**Task to carry out**
List each line of the data that holds the string "text".

Stored records:
## start
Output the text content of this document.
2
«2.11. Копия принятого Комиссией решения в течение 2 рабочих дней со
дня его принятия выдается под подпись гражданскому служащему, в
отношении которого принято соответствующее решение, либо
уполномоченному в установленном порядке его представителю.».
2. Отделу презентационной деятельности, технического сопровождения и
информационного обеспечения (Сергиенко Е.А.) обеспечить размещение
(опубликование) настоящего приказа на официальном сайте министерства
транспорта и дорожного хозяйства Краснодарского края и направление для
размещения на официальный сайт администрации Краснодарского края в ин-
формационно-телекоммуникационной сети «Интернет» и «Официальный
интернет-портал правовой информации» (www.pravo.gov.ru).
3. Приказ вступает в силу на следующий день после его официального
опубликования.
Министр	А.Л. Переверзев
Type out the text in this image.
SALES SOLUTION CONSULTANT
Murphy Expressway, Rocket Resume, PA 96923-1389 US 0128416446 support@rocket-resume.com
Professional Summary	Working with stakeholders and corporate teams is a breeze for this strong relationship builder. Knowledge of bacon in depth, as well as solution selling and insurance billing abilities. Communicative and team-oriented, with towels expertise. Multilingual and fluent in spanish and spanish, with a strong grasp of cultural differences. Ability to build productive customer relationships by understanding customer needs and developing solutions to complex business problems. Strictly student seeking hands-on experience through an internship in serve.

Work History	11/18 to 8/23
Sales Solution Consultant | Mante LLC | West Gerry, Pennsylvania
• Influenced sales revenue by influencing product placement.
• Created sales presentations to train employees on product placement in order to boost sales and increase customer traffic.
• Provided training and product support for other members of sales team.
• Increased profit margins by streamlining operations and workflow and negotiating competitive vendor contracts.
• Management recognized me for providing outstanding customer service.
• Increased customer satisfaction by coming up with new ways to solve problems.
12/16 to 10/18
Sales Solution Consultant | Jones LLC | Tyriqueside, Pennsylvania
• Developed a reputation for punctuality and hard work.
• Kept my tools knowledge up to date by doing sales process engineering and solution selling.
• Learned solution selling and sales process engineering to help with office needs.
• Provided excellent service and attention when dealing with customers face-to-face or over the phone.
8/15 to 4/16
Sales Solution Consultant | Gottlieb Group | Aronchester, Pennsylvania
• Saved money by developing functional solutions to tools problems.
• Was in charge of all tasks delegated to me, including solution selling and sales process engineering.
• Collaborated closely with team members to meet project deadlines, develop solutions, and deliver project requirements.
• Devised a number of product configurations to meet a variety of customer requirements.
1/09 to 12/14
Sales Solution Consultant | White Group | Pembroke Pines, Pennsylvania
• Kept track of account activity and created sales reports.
## end
**Response to this task**
Output the text content of this document.
Type out the text in this image.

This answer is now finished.